╭──

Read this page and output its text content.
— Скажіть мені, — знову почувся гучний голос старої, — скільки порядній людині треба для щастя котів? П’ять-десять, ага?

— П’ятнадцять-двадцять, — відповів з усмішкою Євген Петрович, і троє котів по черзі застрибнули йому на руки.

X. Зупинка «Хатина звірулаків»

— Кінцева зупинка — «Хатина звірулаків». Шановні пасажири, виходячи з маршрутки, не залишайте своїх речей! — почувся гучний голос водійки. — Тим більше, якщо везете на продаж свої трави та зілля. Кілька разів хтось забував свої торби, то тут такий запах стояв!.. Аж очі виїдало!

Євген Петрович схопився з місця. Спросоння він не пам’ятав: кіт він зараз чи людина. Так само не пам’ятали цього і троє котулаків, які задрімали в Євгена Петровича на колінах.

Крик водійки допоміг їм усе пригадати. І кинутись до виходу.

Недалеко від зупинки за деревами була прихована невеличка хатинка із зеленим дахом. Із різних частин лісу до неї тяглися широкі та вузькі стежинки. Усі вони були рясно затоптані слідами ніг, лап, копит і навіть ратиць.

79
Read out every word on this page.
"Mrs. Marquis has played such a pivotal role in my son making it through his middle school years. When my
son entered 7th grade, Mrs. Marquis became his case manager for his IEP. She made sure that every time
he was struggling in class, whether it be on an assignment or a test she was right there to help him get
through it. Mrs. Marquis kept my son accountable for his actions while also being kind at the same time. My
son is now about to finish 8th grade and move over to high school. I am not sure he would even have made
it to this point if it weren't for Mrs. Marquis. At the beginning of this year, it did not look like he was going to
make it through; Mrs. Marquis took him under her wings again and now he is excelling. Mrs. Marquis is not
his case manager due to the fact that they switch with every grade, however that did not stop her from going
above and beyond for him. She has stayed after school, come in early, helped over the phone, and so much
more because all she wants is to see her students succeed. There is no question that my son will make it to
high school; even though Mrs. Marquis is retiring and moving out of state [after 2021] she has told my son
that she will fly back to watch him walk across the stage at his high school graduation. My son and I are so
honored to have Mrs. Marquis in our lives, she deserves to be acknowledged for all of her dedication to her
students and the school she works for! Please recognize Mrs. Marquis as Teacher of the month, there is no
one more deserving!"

╰──

Print every record above exactly as written.

Solved problem:
Read this page and output its text content.
— Скажіть мені, — знову почувся гучний голос старої, — скільки порядній людині треба для щастя котів? П’ять-десять, ага?

— П’ятнадцять-двадцять, — відповів з усмішкою Євген Петрович, і троє котів по черзі застрибнули йому на руки.

X. Зупинка «Хатина звірулаків»

— Кінцева зупинка — «Хатина звірулаків». Шановні пасажири, виходячи з маршрутки, не залишайте своїх речей! — почувся гучний голос водійки. — Тим більше, якщо везете на продаж свої трави та зілля. Кілька разів хтось забував свої торби, то тут такий запах стояв!.. Аж очі виїдало!

Євген Петрович схопився з місця. Спросоння він не пам’ятав: кіт він зараз чи людина. Так само не пам’ятали цього і троє котулаків, які задрімали в Євгена Петровича на колінах.

Крик водійки допоміг їм усе пригадати. І кинутись до виходу.

Недалеко від зупинки за деревами була прихована невеличка хатинка із зеленим дахом. Із різних частин лісу до неї тяглися широкі та вузькі стежинки. Усі вони були рясно затоптані слідами ніг, лап, копит і навіть ратиць.

79
Read out every word on this page.
"Mrs. Marquis has played such a pivotal role in my son making it through his middle school years. When my
son entered 7th grade, Mrs. Marquis became his case manager for his IEP. She made sure that every time
he was struggling in class, whether it be on an assignment or a test she was right there to help him get
through it. Mrs. Marquis kept my son accountable for his actions while also being kind at the same time. My
son is now about to finish 8th grade and move over to high school. I am not sure he would even have made
it to this point if it weren't for Mrs. Marquis. At the beginning of this year, it did not look like he was going to
make it through; Mrs. Marquis took him under her wings again and now he is excelling. Mrs. Marquis is not
his case manager due to the fact that they switch with every grade, however that did not stop her from going
above and beyond for him. She has stayed after school, come in early, helped over the phone, and so much
more because all she wants is to see her students succeed. There is no question that my son will make it to
high school; even though Mrs. Marquis is retiring and moving out of state [after 2021] she has told my son
that she will fly back to watch him walk across the stage at his high school graduation. My son and I are so
honored to have Mrs. Marquis in our lives, she deserves to be acknowledged for all of her dedication to her
students and the school she works for! Please recognize Mrs. Marquis as Teacher of the month, there is no
one more deserving!"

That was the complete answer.